= WHAT THE TASK ASKS =
Copy each entry as it stands, leaving nothing out.

[Records from a dataset]
********************
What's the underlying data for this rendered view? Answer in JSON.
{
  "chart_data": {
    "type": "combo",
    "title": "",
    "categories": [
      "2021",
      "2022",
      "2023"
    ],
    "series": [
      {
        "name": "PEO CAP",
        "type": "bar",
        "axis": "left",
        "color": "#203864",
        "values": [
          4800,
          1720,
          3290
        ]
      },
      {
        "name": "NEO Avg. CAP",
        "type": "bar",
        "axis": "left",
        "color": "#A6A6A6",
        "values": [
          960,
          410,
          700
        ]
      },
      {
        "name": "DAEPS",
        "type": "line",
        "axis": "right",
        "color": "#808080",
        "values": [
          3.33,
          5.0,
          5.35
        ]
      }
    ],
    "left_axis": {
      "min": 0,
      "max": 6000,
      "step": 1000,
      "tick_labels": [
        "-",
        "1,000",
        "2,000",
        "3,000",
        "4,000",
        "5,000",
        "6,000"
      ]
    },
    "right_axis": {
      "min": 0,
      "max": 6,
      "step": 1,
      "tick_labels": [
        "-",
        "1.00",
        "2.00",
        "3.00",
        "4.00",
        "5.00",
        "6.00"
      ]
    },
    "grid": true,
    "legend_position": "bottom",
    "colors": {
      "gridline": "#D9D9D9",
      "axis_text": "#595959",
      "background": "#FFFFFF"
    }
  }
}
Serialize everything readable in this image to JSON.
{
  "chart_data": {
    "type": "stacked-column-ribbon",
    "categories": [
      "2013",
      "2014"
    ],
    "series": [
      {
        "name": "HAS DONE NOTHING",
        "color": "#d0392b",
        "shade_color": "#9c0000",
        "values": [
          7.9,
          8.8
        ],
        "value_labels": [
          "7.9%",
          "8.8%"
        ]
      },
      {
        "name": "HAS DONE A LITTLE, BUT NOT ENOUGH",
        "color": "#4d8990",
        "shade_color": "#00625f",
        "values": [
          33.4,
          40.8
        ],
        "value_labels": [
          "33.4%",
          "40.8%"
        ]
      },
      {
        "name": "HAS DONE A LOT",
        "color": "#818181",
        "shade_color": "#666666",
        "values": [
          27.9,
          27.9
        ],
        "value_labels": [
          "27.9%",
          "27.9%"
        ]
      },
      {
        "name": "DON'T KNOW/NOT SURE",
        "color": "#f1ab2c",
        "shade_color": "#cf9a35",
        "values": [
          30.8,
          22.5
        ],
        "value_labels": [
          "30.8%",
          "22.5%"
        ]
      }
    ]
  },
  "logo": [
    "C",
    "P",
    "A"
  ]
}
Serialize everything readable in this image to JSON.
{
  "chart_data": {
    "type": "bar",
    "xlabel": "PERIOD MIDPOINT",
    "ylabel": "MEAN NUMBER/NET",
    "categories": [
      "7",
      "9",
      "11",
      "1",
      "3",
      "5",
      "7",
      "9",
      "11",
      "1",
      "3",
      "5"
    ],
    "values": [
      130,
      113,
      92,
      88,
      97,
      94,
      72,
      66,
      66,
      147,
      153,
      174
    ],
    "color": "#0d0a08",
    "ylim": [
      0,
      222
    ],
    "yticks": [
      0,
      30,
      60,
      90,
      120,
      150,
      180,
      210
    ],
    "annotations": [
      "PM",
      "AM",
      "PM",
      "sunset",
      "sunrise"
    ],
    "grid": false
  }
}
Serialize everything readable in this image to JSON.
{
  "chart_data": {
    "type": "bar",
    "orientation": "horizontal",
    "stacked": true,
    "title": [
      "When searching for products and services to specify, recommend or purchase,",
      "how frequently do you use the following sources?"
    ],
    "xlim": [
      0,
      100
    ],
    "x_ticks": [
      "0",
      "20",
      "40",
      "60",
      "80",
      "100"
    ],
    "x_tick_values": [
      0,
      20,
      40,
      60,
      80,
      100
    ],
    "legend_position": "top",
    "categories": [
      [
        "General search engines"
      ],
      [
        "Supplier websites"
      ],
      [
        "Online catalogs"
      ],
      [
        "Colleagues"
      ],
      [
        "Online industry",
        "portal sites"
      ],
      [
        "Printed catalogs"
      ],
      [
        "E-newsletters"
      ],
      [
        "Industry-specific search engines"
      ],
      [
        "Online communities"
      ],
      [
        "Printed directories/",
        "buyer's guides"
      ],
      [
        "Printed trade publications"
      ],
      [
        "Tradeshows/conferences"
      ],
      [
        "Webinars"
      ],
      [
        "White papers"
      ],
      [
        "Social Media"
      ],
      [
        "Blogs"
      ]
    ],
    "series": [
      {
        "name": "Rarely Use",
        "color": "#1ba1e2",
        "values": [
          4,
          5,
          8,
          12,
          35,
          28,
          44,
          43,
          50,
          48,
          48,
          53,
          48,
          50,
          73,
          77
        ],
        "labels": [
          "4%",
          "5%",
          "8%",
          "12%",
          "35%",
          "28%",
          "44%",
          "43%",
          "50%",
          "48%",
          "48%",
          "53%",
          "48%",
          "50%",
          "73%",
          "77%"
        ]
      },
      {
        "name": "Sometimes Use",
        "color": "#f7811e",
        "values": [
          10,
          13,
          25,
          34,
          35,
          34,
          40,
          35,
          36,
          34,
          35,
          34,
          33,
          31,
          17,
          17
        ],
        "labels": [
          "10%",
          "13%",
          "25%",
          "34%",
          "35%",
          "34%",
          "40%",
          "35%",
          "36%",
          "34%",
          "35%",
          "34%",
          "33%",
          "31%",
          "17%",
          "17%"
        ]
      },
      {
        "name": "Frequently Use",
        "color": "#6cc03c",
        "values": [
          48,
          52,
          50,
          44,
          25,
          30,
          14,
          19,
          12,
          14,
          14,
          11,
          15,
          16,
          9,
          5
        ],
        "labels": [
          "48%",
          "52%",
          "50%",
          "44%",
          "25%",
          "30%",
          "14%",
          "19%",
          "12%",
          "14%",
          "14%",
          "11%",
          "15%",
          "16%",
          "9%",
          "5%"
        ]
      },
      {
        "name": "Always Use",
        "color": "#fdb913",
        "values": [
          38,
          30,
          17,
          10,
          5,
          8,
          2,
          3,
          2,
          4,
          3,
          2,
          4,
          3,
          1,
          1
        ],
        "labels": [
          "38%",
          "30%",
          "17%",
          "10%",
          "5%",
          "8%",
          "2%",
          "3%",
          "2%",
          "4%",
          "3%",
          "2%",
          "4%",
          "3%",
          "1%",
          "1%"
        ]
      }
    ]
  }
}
********************
= TASK ANSWER =
What's the underlying data for this rendered view? Answer in JSON.
{
  "chart_data": {
    "type": "combo",
    "title": "",
    "categories": [
      "2021",
      "2022",
      "2023"
    ],
    "series": [
      {
        "name": "PEO CAP",
        "type": "bar",
        "axis": "left",
        "color": "#203864",
        "values": [
          4800,
          1720,
          3290
        ]
      },
      {
        "name": "NEO Avg. CAP",
        "type": "bar",
        "axis": "left",
        "color": "#A6A6A6",
        "values": [
          960,
          410,
          700
        ]
      },
      {
        "name": "DAEPS",
        "type": "line",
        "axis": "right",
        "color": "#808080",
        "values": [
          3.33,
          5.0,
          5.35
        ]
      }
    ],
    "left_axis": {
      "min": 0,
      "max": 6000,
      "step": 1000,
      "tick_labels": [
        "-",
        "1,000",
        "2,000",
        "3,000",
        "4,000",
        "5,000",
        "6,000"
      ]
    },
    "right_axis": {
      "min": 0,
      "max": 6,
      "step": 1,
      "tick_labels": [
        "-",
        "1.00",
        "2.00",
        "3.00",
        "4.00",
        "5.00",
        "6.00"
      ]
    },
    "grid": true,
    "legend_position": "bottom",
    "colors": {
      "gridline": "#D9D9D9",
      "axis_text": "#595959",
      "background": "#FFFFFF"
    }
  }
}
Serialize everything readable in this image to JSON.
{
  "chart_data": {
    "type": "stacked-column-ribbon",
    "categories": [
      "2013",
      "2014"
    ],
    "series": [
      {
        "name": "HAS DONE NOTHING",
        "color": "#d0392b",
        "shade_color": "#9c0000",
        "values": [
          7.9,
          8.8
        ],
        "value_labels": [
          "7.9%",
          "8.8%"
        ]
      },
      {
        "name": "HAS DONE A LITTLE, BUT NOT ENOUGH",
        "color": "#4d8990",
        "shade_color": "#00625f",
        "values": [
          33.4,
          40.8
        ],
        "value_labels": [
          "33.4%",
          "40.8%"
        ]
      },
      {
        "name": "HAS DONE A LOT",
        "color": "#818181",
        "shade_color": "#666666",
        "values": [
          27.9,
          27.9
        ],
        "value_labels": [
          "27.9%",
          "27.9%"
        ]
      },
      {
        "name": "DON'T KNOW/NOT SURE",
        "color": "#f1ab2c",
        "shade_color": "#cf9a35",
        "values": [
          30.8,
          22.5
        ],
        "value_labels": [
          "30.8%",
          "22.5%"
        ]
      }
    ]
  },
  "logo": [
    "C",
    "P",
    "A"
  ]
}
Serialize everything readable in this image to JSON.
{
  "chart_data": {
    "type": "bar",
    "xlabel": "PERIOD MIDPOINT",
    "ylabel": "MEAN NUMBER/NET",
    "categories": [
      "7",
      "9",
      "11",
      "1",
      "3",
      "5",
      "7",
      "9",
      "11",
      "1",
      "3",
      "5"
    ],
    "values": [
      130,
      113,
      92,
      88,
      97,
      94,
      72,
      66,
      66,
      147,
      153,
      174
    ],
    "color": "#0d0a08",
    "ylim": [
      0,
      222
    ],
    "yticks": [
      0,
      30,
      60,
      90,
      120,
      150,
      180,
      210
    ],
    "annotations": [
      "PM",
      "AM",
      "PM",
      "sunset",
      "sunrise"
    ],
    "grid": false
  }
}
Serialize everything readable in this image to JSON.
{
  "chart_data": {
    "type": "bar",
    "orientation": "horizontal",
    "stacked": true,
    "title": [
      "When searching for products and services to specify, recommend or purchase,",
      "how frequently do you use the following sources?"
    ],
    "xlim": [
      0,
      100
    ],
    "x_ticks": [
      "0",
      "20",
      "40",
      "60",
      "80",
      "100"
    ],
    "x_tick_values": [
      0,
      20,
      40,
      60,
      80,
      100
    ],
    "legend_position": "top",
    "categories": [
      [
        "General search engines"
      ],
      [
        "Supplier websites"
      ],
      [
        "Online catalogs"
      ],
      [
        "Colleagues"
      ],
      [
        "Online industry",
        "portal sites"
      ],
      [
        "Printed catalogs"
      ],
      [
        "E-newsletters"
      ],
      [
        "Industry-specific search engines"
      ],
      [
        "Online communities"
      ],
      [
        "Printed directories/",
        "buyer's guides"
      ],
      [
        "Printed trade publications"
      ],
      [
        "Tradeshows/conferences"
      ],
      [
        "Webinars"
      ],
      [
        "White papers"
      ],
      [
        "Social Media"
      ],
      [
        "Blogs"
      ]
    ],
    "series": [
      {
        "name": "Rarely Use",
        "color": "#1ba1e2",
        "values": [
          4,
          5,
          8,
          12,
          35,
          28,
          44,
          43,
          50,
          48,
          48,
          53,
          48,
          50,
          73,
          77
        ],
        "labels": [
          "4%",
          "5%",
          "8%",
          "12%",
          "35%",
          "28%",
          "44%",
          "43%",
          "50%",
          "48%",
          "48%",
          "53%",
          "48%",
          "50%",
          "73%",
          "77%"
        ]
      },
      {
        "name": "Sometimes Use",
        "color": "#f7811e",
        "values": [
          10,
          13,
          25,
          34,
          35,
          34,
          40,
          35,
          36,
          34,
          35,
          34,
          33,
          31,
          17,
          17
        ],
        "labels": [
          "10%",
          "13%",
          "25%",
          "34%",
          "35%",
          "34%",
          "40%",
          "35%",
          "36%",
          "34%",
          "35%",
          "34%",
          "33%",
          "31%",
          "17%",
          "17%"
        ]
      },
      {
        "name": "Frequently Use",
        "color": "#6cc03c",
        "values": [
          48,
          52,
          50,
          44,
          25,
          30,
          14,
          19,
          12,
          14,
          14,
          11,
          15,
          16,
          9,
          5
        ],
        "labels": [
          "48%",
          "52%",
          "50%",
          "44%",
          "25%",
          "30%",
          "14%",
          "19%",
          "12%",
          "14%",
          "14%",
          "11%",
          "15%",
          "16%",
          "9%",
          "5%"
        ]
      },
      {
        "name": "Always Use",
        "color": "#fdb913",
        "values": [
          38,
          30,
          17,
          10,
          5,
          8,
          2,
          3,
          2,
          4,
          3,
          2,
          4,
          3,
          1,
          1
        ],
        "labels": [
          "38%",
          "30%",
          "17%",
          "10%",
          "5%",
          "8%",
          "2%",
          "3%",
          "2%",
          "4%",
          "3%",
          "2%",
          "4%",
          "3%",
          "1%",
          "1%"
        ]
      }
    ]
  }
}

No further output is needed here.